Copy the lines that follow, keeping every character the same.

--- BEGIN GIVEN ENTRIES ---

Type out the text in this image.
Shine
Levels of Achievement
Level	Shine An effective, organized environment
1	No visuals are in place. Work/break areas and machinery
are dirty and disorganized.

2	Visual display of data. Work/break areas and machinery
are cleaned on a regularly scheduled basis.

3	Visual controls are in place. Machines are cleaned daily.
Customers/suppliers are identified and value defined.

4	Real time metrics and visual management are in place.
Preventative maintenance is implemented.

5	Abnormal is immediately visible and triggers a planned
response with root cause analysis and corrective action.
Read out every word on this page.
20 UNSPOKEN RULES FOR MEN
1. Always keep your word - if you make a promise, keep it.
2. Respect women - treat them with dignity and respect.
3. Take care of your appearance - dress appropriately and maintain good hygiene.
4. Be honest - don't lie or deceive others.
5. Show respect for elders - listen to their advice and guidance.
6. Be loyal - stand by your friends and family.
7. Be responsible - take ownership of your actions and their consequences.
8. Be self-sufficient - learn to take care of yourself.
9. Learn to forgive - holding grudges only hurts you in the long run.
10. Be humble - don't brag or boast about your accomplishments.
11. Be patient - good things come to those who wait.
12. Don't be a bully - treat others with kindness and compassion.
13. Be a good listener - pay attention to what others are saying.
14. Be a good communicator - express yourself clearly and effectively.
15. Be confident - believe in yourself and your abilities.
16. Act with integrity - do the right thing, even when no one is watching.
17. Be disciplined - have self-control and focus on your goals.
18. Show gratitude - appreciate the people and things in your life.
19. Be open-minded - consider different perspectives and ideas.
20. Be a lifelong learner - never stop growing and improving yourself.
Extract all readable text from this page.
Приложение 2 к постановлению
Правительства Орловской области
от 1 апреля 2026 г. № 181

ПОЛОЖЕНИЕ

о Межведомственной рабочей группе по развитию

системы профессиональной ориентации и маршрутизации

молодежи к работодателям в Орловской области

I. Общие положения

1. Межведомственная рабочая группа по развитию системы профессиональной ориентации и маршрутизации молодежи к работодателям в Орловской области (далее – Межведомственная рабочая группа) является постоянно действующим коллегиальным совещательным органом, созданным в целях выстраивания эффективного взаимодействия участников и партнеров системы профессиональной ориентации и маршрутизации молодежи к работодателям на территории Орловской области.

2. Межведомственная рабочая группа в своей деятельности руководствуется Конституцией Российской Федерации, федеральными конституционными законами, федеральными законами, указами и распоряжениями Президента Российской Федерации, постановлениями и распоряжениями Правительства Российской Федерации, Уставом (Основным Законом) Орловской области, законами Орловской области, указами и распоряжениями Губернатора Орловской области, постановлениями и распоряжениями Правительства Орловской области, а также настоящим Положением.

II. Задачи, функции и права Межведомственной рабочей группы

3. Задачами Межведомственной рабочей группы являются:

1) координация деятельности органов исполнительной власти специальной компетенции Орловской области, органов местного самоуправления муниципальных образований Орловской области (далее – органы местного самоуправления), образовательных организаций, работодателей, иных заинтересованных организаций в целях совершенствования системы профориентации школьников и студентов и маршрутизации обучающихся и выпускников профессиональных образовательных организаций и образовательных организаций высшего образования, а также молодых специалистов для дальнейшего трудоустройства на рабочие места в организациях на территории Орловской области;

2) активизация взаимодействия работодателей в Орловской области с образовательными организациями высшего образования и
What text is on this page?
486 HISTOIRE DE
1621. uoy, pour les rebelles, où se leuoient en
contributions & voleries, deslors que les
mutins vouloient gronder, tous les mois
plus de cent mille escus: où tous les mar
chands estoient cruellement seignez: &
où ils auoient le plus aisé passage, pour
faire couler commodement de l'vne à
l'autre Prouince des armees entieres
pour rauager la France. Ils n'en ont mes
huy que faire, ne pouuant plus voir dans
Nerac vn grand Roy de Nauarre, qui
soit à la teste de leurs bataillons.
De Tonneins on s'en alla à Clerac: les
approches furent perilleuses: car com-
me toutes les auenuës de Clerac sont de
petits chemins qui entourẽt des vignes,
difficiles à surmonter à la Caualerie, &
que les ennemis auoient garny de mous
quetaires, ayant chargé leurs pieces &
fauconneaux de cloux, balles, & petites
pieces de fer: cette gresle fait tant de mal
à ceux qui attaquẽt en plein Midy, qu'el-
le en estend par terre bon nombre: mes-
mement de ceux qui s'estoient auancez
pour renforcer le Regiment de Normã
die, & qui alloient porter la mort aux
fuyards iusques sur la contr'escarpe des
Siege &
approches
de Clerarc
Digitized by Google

--- END GIVEN ENTRIES ---

### CORRECT RESPONSE
Type out the text in this image.
Shine
Levels of Achievement
Level	Shine An effective, organized environment
1	No visuals are in place. Work/break areas and machinery
are dirty and disorganized.

2	Visual display of data. Work/break areas and machinery
are cleaned on a regularly scheduled basis.

3	Visual controls are in place. Machines are cleaned daily.
Customers/suppliers are identified and value defined.

4	Real time metrics and visual management are in place.
Preventative maintenance is implemented.

5	Abnormal is immediately visible and triggers a planned
response with root cause analysis and corrective action.
Read out every word on this page.
20 UNSPOKEN RULES FOR MEN
1. Always keep your word - if you make a promise, keep it.
2. Respect women - treat them with dignity and respect.
3. Take care of your appearance - dress appropriately and maintain good hygiene.
4. Be honest - don't lie or deceive others.
5. Show respect for elders - listen to their advice and guidance.
6. Be loyal - stand by your friends and family.
7. Be responsible - take ownership of your actions and their consequences.
8. Be self-sufficient - learn to take care of yourself.
9. Learn to forgive - holding grudges only hurts you in the long run.
10. Be humble - don't brag or boast about your accomplishments.
11. Be patient - good things come to those who wait.
12. Don't be a bully - treat others with kindness and compassion.
13. Be a good listener - pay attention to what others are saying.
14. Be a good communicator - express yourself clearly and effectively.
15. Be confident - believe in yourself and your abilities.
16. Act with integrity - do the right thing, even when no one is watching.
17. Be disciplined - have self-control and focus on your goals.
18. Show gratitude - appreciate the people and things in your life.
19. Be open-minded - consider different perspectives and ideas.
20. Be a lifelong learner - never stop growing and improving yourself.
Extract all readable text from this page.
Приложение 2 к постановлению
Правительства Орловской области
от 1 апреля 2026 г. № 181

ПОЛОЖЕНИЕ

о Межведомственной рабочей группе по развитию

системы профессиональной ориентации и маршрутизации

молодежи к работодателям в Орловской области

I. Общие положения

1. Межведомственная рабочая группа по развитию системы профессиональной ориентации и маршрутизации молодежи к работодателям в Орловской области (далее – Межведомственная рабочая группа) является постоянно действующим коллегиальным совещательным органом, созданным в целях выстраивания эффективного взаимодействия участников и партнеров системы профессиональной ориентации и маршрутизации молодежи к работодателям на территории Орловской области.

2. Межведомственная рабочая группа в своей деятельности руководствуется Конституцией Российской Федерации, федеральными конституционными законами, федеральными законами, указами и распоряжениями Президента Российской Федерации, постановлениями и распоряжениями Правительства Российской Федерации, Уставом (Основным Законом) Орловской области, законами Орловской области, указами и распоряжениями Губернатора Орловской области, постановлениями и распоряжениями Правительства Орловской области, а также настоящим Положением.

II. Задачи, функции и права Межведомственной рабочей группы

3. Задачами Межведомственной рабочей группы являются:

1) координация деятельности органов исполнительной власти специальной компетенции Орловской области, органов местного самоуправления муниципальных образований Орловской области (далее – органы местного самоуправления), образовательных организаций, работодателей, иных заинтересованных организаций в целях совершенствования системы профориентации школьников и студентов и маршрутизации обучающихся и выпускников профессиональных образовательных организаций и образовательных организаций высшего образования, а также молодых специалистов для дальнейшего трудоустройства на рабочие места в организациях на территории Орловской области;

2) активизация взаимодействия работодателей в Орловской области с образовательными организациями высшего образования и
What text is on this page?
486 HISTOIRE DE
1621. uoy, pour les rebelles, où se leuoient en
contributions & voleries, deslors que les
mutins vouloient gronder, tous les mois
plus de cent mille escus: où tous les mar
chands estoient cruellement seignez: &
où ils auoient le plus aisé passage, pour
faire couler commodement de l'vne à
l'autre Prouince des armees entieres
pour rauager la France. Ils n'en ont mes
huy que faire, ne pouuant plus voir dans
Nerac vn grand Roy de Nauarre, qui
soit à la teste de leurs bataillons.
De Tonneins on s'en alla à Clerac: les
approches furent perilleuses: car com-
me toutes les auenuës de Clerac sont de
petits chemins qui entourẽt des vignes,
difficiles à surmonter à la Caualerie, &
que les ennemis auoient garny de mous
quetaires, ayant chargé leurs pieces &
fauconneaux de cloux, balles, & petites
pieces de fer: cette gresle fait tant de mal
à ceux qui attaquẽt en plein Midy, qu'el-
le en estend par terre bon nombre: mes-
mement de ceux qui s'estoient auancez
pour renforcer le Regiment de Normã
die, & qui alloient porter la mort aux
fuyards iusques sur la contr'escarpe des
Siege &
approches
de Clerarc
Digitized by Google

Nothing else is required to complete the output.